The fear of omissions inevitably bedevil those who write small books on immense subjects.

Although vastly more has been written about the Devon & Somerset Staghounds than any other hunting establishm­ent under the sun, early historians restricted themselves on the whole to accounts of the deer, the country, the tufters, the harbouring procedure, the sporting runs and suchlike.

Little is generally said about the remarkable people who bred the hounds, managed the deer with such foresight and care, ran the country, raised the roofs of the Exmoor taprooms and broke their backs keeping alive this, the oldest and most misunderst­ood of all our hound sports.

So when asked by that grand old patriarch of the cause, Tom Yandle, to add to the annals of the Devon & Somerset Staghounds, it was decided that this should be the first book to attempt an unbroken narrative history of the hunt from the early times right up to 2018, with particular focus on the wonderful characters who made it all happen.

Today Exmoor’s red deer roam wild in their familiar old haunts, secure as a herd and healthier than any in the land. But it would be wrong to think that this is a naturally-occurring miracle of ecological endurance or happy quirk of providence.

The early days of staghuntin­g on Exmoor – by a largely absentee gentry – are blotted out to some extent by the mists of time, but by the beginning of the 19th century definite shapes began to form in the murk.

By the 1820s/30s staghuntin­g was in the doldrums; exactly the same forces that had made life all but impossible for the red deer in the rest of the country were exerting themselves on Exmoor and their numbers were crumbling inexorably to nil. When Mr Fenwick Bisset got together a pack of hounds in 1855 and revived the Devon and Somerset Staghounds, the genetic make-up of Exmoor’s red deer had already been somewhat widened through efforts to keep the herd going.

By the mid 19th century, poaching and “deer stealing” had reduced numbers on Exmoor to around 50 creatures.

Gradually the farmers were brought properly into the sport, the red coats (for all but hunt officials) were put away and the deer numbers climbed slowly. This revival of the deer was due almost entirely to the efforts of Mr Fenwick Bisset, the Master from 1855-1881, for whom a votive candle still burns away quietly in the D&S psyche and about whom a remarkable pile of words has been heaped up.

The deer during his era found themselves preserved slavishly and hunted selectivel­y; poachers became pariahs and Exmoor people, most of whom were staghunter­s by old instinct, made themselves interested in the ways of the deer, their habitat and security.

Thus through sporting interests and fraternal bonds, the deer’s damaging ways were borne with tolerance by those with most to lose – the farmers and landowners – who now held the whole thing in the palms of their hands.

In due course, wars came and went, bringing atrophy to sport and hardship to man, horse, hound and deer. The inter-war years, when Colonel Wiggin managed the country and Ernest Bawden carried the horn, were as memorable as any in the long annals of the chase.

The hunting world fell at Ernest’s feet, and it was during these wonderful years that he filled the kennels for the first time with an entirely homebred sort, and the wooded combes with their cry. He lived for his hounds, never neglecting, deceiving or scolding them and they in turn went to the moon and back for him.

**EXERCISES:**
a) Name every person the staghunting passage mentions by name.
b) Reproduce part of the staghunting passage word for word, beginning at the words "The deer during" and stopping after "of their hands.".
c) Carry the staghunting passage on from its last sentence.

**PROVIDED DATA:**
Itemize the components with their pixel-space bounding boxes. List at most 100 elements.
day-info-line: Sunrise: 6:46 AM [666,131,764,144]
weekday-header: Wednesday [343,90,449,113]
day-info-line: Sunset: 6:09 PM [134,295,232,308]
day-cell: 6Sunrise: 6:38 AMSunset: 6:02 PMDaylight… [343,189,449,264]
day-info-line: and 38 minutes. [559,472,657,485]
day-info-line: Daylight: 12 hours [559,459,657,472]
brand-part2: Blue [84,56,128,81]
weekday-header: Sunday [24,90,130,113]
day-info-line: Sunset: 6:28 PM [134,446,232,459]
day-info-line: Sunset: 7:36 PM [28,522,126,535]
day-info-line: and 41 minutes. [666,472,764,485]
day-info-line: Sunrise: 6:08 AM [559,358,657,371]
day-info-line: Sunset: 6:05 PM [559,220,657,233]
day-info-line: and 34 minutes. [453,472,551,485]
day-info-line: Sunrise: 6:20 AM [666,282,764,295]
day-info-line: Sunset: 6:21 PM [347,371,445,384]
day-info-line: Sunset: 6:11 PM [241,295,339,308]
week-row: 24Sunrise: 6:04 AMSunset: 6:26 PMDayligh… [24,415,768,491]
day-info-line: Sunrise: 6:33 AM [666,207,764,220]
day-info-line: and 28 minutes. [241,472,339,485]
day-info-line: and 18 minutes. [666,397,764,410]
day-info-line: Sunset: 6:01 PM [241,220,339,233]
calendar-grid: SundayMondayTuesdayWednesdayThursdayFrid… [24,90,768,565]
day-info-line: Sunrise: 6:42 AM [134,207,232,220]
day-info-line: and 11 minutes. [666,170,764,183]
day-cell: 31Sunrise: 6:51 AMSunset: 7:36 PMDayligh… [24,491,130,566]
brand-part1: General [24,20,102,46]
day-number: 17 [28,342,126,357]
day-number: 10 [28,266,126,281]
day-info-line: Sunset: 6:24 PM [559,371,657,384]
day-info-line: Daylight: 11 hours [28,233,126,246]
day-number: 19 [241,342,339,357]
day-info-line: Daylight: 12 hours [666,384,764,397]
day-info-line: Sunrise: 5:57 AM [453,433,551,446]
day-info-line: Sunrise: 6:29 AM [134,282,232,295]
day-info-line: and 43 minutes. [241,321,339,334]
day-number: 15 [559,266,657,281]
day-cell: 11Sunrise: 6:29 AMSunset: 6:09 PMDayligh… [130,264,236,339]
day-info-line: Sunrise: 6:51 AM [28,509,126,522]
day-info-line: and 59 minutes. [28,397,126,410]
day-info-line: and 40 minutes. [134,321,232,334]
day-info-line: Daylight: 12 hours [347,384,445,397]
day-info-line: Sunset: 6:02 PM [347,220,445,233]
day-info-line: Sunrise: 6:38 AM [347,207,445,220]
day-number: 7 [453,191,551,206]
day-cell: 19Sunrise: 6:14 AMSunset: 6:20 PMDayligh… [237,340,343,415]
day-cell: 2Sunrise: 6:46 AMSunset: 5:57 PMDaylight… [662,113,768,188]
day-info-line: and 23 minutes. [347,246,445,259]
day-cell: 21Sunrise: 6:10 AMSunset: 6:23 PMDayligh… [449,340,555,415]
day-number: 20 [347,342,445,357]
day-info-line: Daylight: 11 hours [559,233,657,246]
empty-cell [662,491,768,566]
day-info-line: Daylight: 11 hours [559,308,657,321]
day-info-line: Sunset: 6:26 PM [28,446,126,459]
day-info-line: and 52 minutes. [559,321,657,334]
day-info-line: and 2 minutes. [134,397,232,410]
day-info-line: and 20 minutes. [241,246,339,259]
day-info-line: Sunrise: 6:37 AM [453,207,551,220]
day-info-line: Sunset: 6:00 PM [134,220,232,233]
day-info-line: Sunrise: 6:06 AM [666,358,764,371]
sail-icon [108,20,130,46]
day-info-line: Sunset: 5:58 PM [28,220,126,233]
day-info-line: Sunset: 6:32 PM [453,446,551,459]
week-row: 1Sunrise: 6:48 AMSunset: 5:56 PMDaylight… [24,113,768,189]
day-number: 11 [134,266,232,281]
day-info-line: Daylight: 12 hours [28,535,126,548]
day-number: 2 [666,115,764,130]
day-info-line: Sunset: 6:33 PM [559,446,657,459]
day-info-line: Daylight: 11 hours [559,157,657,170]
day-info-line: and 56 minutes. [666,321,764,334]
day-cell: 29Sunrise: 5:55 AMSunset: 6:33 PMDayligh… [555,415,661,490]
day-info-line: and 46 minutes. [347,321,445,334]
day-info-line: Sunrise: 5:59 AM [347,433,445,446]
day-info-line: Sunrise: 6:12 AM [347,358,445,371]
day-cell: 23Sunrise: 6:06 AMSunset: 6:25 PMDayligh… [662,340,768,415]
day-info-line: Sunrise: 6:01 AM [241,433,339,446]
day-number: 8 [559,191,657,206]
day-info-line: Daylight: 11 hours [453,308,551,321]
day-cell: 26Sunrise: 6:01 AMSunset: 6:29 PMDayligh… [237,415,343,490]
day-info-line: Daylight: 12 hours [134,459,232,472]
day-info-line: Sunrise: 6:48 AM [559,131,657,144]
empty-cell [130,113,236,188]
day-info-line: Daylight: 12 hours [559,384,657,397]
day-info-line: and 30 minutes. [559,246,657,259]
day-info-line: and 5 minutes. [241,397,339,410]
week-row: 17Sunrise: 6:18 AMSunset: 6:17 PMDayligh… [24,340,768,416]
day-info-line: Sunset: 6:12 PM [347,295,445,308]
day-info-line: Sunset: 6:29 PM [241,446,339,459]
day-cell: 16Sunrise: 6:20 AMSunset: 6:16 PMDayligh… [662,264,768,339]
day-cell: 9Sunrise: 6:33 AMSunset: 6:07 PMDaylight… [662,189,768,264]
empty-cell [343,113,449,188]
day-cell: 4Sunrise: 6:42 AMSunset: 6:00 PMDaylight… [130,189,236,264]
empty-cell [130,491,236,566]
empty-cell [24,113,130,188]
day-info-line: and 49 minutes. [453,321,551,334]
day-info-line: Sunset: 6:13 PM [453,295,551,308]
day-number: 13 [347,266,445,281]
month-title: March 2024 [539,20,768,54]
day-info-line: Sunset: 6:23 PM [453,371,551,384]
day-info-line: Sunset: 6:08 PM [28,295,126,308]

**RESULTS IN ORDER:**
a) Tom Yandle, Mr Fenwick Bisset, Colonel Wiggin, Ernest Bawden

b)
The deer during his era found themselves preserved slavishly and hunted selectivel­y; poachers became pariahs and Exmoor people, most of whom were staghunter­s by old instinct, made themselves interested in the ways of the deer, their habitat and security.

Thus through sporting interests and fraternal bonds, the deer’s damaging ways were borne with tolerance by those with most to lose – the farmers and landowners – who now held the whole thing in the palms of their hands.

c)
Tommy Hancock, scion of those sporting brewers of Wiveliscom­be, took over briefly from Col Wiggin when the latter was finally defeated by infirmity in 1935.

Then came the war, Hitler’s war, with all its heartbreak and short measures; as with so many other hunting establishm­ents, women took over the reins during the Second World War.

Biddy Abbot, one of the most admired of all DSSH Masters, carried the hunt through the lean years of conflict, with the help of Flo Hancock, Tommy’s Hancock’s wife.

“Had it not been for Miss Abbot,” declared the chairman, Lord Fortescue, “the hunt would not have survived the war.”

The first opening meet of peace, like that of 1919, was an immense conclave, but the mood was solemn.

Many old friends were gone from the field, along with the familiar music of their laughter. The coming of peace in 1945 did not herald the longed-for return of the contented days of the late 1930s with its wonderful sport and brightly coloured memories.

Although everyone recognised that the world was a different place, few staghunter­s imagined that they would need to rise to the occasion of peace as they had to war. In the early post-war days hounds were scarce, fetching an arm and a leg at the Rugby hound auctions; fuel, food and feed stuffs remained under ration and vast areas of wartime tillage were put back to pasture, which cried out for gentle treatment.

At the bottom of it all, Attlee’s government, which in 1946 unseated Churchill in an unexpected political earthquake, ensured anyone with any money to their name gave it all to Attlee’s radical cause.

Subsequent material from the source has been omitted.